Stored records =
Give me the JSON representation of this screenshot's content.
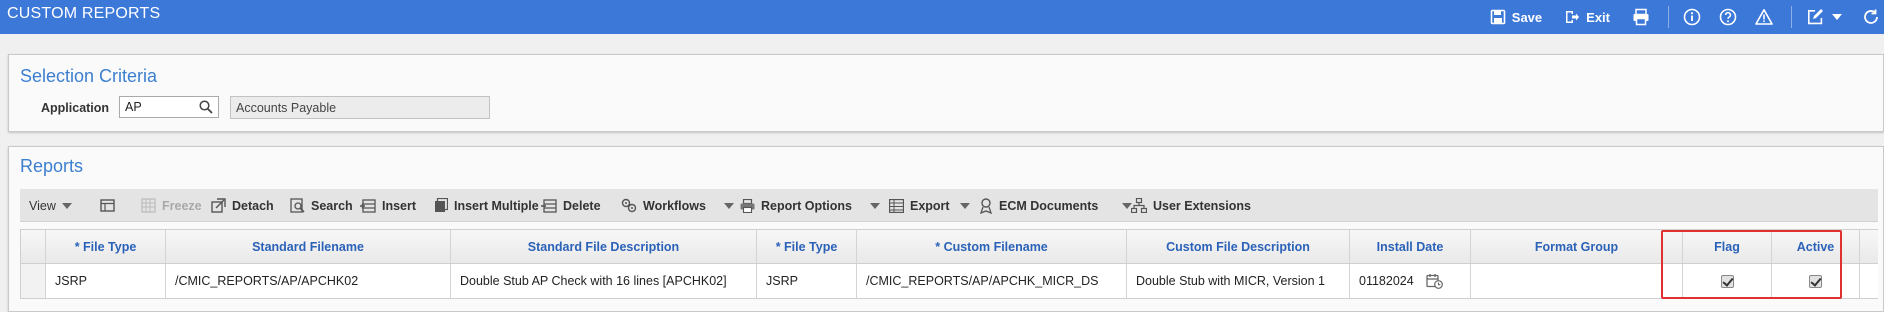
{
  "window": {
    "title": "CUSTOM REPORTS",
    "save_label": "Save",
    "exit_label": "Exit"
  },
  "selection": {
    "title": "Selection Criteria",
    "application_label": "Application",
    "application_value": "AP",
    "application_desc": "Accounts Payable"
  },
  "reports": {
    "title": "Reports",
    "toolbar": {
      "view": "View",
      "freeze": "Freeze",
      "detach": "Detach",
      "search": "Search",
      "insert": "Insert",
      "insert_multiple": "Insert Multiple",
      "delete": "Delete",
      "workflows": "Workflows",
      "report_options": "Report Options",
      "export": "Export",
      "ecm_documents": "ECM Documents",
      "user_extensions": "User Extensions"
    },
    "columns": [
      "* File Type",
      "Standard Filename",
      "Standard File Description",
      "* File Type",
      "* Custom Filename",
      "Custom File Description",
      "Install Date",
      "Format Group",
      "Flag",
      "Active"
    ],
    "rows": [
      {
        "file_type": "JSRP",
        "standard_filename": "/CMIC_REPORTS/AP/APCHK02",
        "standard_file_description": "Double Stub AP Check with 16 lines [APCHK02]",
        "custom_file_type": "JSRP",
        "custom_filename": "/CMIC_REPORTS/AP/APCHK_MICR_DS",
        "custom_file_description": "Double Stub with MICR, Version 1",
        "install_date": "01182024",
        "format_group": "",
        "flag": true,
        "active": true
      }
    ]
  },
  "colors": {
    "titlebar": "#3c78d8",
    "panel_title": "#3c7fd0",
    "header_text": "#2b62b8",
    "highlight": "#e03131"
  }
}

Goal =
Your task is to retype all the entries exactly and leave out any pictures.

Answer to the exercise =
Give me the JSON representation of this screenshot's content.
{
  "window": {
    "title": "CUSTOM REPORTS",
    "save_label": "Save",
    "exit_label": "Exit"
  },
  "selection": {
    "title": "Selection Criteria",
    "application_label": "Application",
    "application_value": "AP",
    "application_desc": "Accounts Payable"
  },
  "reports": {
    "title": "Reports",
    "toolbar": {
      "view": "View",
      "freeze": "Freeze",
      "detach": "Detach",
      "search": "Search",
      "insert": "Insert",
      "insert_multiple": "Insert Multiple",
      "delete": "Delete",
      "workflows": "Workflows",
      "report_options": "Report Options",
      "export": "Export",
      "ecm_documents": "ECM Documents",
      "user_extensions": "User Extensions"
    },
    "columns": [
      "* File Type",
      "Standard Filename",
      "Standard File Description",
      "* File Type",
      "* Custom Filename",
      "Custom File Description",
      "Install Date",
      "Format Group",
      "Flag",
      "Active"
    ],
    "rows": [
      {
        "file_type": "JSRP",
        "standard_filename": "/CMIC_REPORTS/AP/APCHK02",
        "standard_file_description": "Double Stub AP Check with 16 lines [APCHK02]",
        "custom_file_type": "JSRP",
        "custom_filename": "/CMIC_REPORTS/AP/APCHK_MICR_DS",
        "custom_file_description": "Double Stub with MICR, Version 1",
        "install_date": "01182024",
        "format_group": "",
        "flag": true,
        "active": true
      }
    ]
  },
  "colors": {
    "titlebar": "#3c78d8",
    "panel_title": "#3c7fd0",
    "header_text": "#2b62b8",
    "highlight": "#e03131"
  }
}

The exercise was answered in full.